Il nuovo spettacolo di Alberto Oliva andato in scena al Teatro Litta di Milano propone il dramma storico di Shakespeare con una straordinaria metafora del presente
Come una partita a poker. Alessandro Castellucci, Mino Manni, Angelo Colombo e Simone Severgnini, rispettivamente nei panni di Marco Giunio Bruto, Marco Antonio, Gaio Cassio Longino e Ottaviano (oltre al congiurato Publio Servilio Casca) sono i quattro attori protagonisti dell’ultimo lavoro di Alberto Oliva, già ospite nella stagione di Manifatture Teatrali Milanesi alla Sala Teatro Litta di Milano dal 9 al 15 novembre e prossimamente in tournée nel Paese. La metafora del gioco si evince già dopo il dialogo iniziale tra Casca e Cassio, grazie alla scenografia di Lucia Giorgio che dispone un enorme mazzo di carte variamente divise su cui domina a tratti la figura del Re. Un allestimento semplice, enfatizzato dal disegno luci di Marco Meola, tuttavia efficace e suggestivo nel suggerire una metafora del presente pur nel rispetto del testo originario.

▶ _Compiti da svolgere_:
1. Secondo il brano sullo spettacolo di Alberto Oliva, chi ha curato il disegno luci?
2. Scrivi il seguito del brano sullo spettacolo di Alberto Oliva, ripartendo dopo la sua ultima frase.
Le righe provengono da un'altra fonte.

▶ _Righe_:
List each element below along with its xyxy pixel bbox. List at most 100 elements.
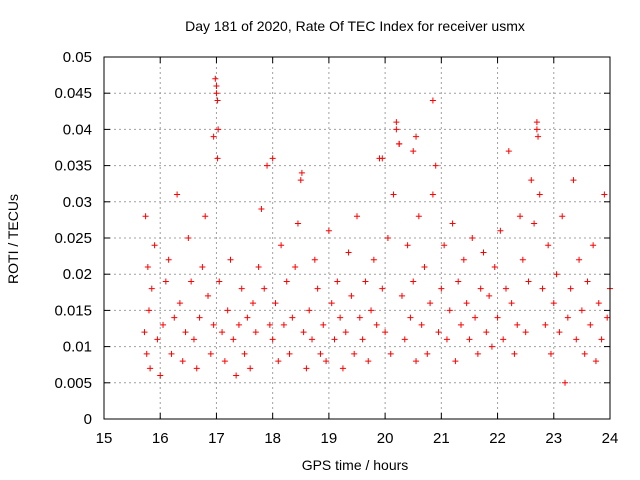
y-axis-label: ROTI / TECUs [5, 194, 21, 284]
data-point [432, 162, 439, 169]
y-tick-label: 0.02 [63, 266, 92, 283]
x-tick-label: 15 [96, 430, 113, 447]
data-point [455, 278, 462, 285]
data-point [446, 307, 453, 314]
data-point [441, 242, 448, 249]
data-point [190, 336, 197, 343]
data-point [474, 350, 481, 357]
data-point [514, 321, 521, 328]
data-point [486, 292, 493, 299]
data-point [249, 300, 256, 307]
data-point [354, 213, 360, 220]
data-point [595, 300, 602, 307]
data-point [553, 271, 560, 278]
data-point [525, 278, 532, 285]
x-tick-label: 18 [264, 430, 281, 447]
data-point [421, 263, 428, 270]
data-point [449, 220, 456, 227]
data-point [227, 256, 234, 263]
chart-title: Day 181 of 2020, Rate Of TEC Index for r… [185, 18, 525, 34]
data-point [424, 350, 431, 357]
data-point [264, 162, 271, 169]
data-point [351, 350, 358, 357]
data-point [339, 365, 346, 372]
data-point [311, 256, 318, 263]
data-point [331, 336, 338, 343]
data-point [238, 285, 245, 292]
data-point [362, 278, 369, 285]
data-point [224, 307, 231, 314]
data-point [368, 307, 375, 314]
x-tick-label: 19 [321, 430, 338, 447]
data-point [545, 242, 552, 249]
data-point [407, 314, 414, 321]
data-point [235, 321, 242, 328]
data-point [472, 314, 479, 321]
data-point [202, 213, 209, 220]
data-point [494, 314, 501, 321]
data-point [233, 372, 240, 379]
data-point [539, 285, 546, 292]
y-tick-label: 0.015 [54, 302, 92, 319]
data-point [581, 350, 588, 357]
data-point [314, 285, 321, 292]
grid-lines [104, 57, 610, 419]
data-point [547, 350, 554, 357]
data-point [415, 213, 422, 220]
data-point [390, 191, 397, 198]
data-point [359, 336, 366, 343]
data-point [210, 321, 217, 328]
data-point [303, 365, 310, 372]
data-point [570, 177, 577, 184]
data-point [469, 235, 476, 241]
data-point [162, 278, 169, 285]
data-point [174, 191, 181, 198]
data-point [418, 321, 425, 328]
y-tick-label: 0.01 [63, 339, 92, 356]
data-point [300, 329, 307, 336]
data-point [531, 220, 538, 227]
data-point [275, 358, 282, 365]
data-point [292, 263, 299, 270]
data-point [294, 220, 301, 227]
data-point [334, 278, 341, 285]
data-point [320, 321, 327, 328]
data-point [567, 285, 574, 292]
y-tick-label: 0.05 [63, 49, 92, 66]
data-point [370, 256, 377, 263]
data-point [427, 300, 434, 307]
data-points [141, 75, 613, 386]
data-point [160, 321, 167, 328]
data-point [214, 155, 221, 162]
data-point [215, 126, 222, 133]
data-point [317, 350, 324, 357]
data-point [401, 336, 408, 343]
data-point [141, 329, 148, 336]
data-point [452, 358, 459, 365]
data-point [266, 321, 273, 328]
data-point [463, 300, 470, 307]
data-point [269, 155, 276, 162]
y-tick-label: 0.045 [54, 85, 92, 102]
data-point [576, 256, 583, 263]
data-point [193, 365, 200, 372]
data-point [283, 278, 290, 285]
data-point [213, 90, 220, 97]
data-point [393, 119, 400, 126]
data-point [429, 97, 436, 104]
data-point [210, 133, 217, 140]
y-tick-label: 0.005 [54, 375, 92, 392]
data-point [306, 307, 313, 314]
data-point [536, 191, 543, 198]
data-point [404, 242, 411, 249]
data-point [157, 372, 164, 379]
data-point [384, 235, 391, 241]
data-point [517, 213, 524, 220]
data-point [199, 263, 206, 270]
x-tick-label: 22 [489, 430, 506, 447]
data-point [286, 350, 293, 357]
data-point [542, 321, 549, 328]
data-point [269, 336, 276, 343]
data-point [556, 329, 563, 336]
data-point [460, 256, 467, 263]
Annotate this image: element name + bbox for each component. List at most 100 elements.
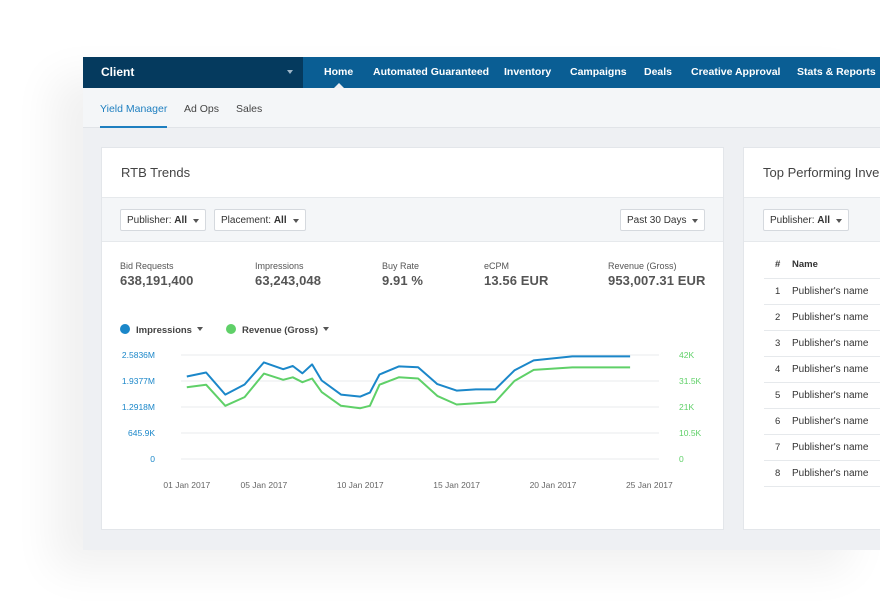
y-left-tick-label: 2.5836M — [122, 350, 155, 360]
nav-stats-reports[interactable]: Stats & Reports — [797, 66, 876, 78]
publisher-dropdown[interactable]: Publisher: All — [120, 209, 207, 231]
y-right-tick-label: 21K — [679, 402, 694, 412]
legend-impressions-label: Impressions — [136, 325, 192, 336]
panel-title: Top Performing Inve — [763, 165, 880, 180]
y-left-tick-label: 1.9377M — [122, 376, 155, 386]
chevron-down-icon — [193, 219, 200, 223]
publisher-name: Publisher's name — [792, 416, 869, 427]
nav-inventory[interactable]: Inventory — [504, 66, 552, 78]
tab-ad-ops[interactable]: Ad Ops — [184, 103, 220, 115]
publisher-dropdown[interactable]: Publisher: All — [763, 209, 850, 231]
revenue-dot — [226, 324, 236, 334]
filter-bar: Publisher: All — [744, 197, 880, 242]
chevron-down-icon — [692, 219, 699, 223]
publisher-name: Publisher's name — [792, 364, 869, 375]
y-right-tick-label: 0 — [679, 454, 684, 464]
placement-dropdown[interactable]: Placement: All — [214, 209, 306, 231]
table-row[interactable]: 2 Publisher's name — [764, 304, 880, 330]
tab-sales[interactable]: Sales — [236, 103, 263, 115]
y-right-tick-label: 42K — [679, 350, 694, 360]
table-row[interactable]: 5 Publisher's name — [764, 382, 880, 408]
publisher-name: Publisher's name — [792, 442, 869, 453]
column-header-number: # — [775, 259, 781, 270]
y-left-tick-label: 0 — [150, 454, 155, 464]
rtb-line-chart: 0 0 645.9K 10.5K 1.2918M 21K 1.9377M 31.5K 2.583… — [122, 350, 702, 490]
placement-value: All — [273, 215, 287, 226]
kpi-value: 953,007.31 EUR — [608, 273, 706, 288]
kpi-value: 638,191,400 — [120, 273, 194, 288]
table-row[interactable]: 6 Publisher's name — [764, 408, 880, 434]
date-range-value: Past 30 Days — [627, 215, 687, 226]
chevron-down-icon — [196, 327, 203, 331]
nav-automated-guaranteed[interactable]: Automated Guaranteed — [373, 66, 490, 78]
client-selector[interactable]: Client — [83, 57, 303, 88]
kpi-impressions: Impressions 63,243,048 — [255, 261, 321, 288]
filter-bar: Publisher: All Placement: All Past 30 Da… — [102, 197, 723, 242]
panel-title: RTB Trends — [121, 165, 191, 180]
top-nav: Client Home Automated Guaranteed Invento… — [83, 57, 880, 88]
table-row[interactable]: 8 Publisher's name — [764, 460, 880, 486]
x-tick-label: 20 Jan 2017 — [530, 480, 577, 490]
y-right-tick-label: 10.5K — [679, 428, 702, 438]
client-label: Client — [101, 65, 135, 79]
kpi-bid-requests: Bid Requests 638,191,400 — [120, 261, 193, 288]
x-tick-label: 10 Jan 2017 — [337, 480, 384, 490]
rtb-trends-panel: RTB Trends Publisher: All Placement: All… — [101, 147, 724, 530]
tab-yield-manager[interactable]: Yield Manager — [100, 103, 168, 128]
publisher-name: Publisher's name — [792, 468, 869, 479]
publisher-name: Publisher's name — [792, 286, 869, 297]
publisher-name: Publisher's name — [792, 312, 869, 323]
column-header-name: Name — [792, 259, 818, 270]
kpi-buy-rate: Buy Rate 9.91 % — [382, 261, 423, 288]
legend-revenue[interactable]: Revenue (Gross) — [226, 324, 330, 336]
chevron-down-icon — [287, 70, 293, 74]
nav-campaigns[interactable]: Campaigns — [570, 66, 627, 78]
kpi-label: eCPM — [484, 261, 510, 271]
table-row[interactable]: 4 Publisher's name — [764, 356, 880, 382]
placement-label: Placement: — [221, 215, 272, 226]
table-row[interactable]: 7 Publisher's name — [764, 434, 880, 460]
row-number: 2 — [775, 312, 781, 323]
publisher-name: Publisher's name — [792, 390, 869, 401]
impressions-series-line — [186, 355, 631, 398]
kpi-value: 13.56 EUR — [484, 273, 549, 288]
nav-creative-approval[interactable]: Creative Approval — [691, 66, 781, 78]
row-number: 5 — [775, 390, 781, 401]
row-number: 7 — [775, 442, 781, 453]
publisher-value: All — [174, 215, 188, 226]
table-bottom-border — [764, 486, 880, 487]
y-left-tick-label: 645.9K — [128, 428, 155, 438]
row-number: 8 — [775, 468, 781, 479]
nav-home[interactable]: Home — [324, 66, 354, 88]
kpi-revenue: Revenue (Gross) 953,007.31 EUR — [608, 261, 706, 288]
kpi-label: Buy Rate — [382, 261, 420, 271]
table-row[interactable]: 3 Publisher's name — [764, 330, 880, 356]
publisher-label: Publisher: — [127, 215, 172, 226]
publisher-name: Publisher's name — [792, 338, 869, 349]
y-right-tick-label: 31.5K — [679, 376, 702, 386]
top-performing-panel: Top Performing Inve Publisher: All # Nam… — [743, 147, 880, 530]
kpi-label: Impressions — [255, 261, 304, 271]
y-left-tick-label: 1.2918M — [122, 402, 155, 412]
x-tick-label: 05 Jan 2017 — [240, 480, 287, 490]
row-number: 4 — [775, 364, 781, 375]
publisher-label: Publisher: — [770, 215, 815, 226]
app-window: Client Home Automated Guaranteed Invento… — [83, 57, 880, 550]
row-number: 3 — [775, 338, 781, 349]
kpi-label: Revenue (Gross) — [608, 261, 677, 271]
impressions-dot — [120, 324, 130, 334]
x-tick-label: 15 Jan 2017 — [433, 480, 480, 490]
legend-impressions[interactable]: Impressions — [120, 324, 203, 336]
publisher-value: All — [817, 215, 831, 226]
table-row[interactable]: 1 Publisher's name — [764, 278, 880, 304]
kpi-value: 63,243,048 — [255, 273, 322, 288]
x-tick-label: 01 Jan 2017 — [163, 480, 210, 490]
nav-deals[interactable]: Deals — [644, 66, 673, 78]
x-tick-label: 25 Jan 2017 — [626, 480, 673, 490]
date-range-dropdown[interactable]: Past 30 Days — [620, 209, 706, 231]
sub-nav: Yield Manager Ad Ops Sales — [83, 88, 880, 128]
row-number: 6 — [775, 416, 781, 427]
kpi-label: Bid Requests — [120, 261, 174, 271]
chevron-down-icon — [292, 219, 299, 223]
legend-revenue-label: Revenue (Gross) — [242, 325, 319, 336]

▶ _Risultati attesi_:
1. Marco Meola.

2.
Giulio Cesare è forse l’opera più politica di William Shakespeare, e la recente censura del drammaturgo inglese nella Turchia di Erdogan dimostra come dopo quasi cinque secoli le parole del bardo della modernità possono risultare incisive o addirittura pericolose per la stabilità dei regimi contemporanei. Il giorno del debutto di questo spettacolo è a sua volta significativo per la vittoria di Donald Trump alle elezioni presidenziali americane e l’anniversario per il crollo del muro di Berlino avvenuto nel 1989. Ricorrenze che sembrano aleggiare come sintomi di un malessere unito alla trasformazione politica e sociale di un occidente sempre più incerto, dagli orizzonti indefiniti come la vicenda del dramma shakespeariano.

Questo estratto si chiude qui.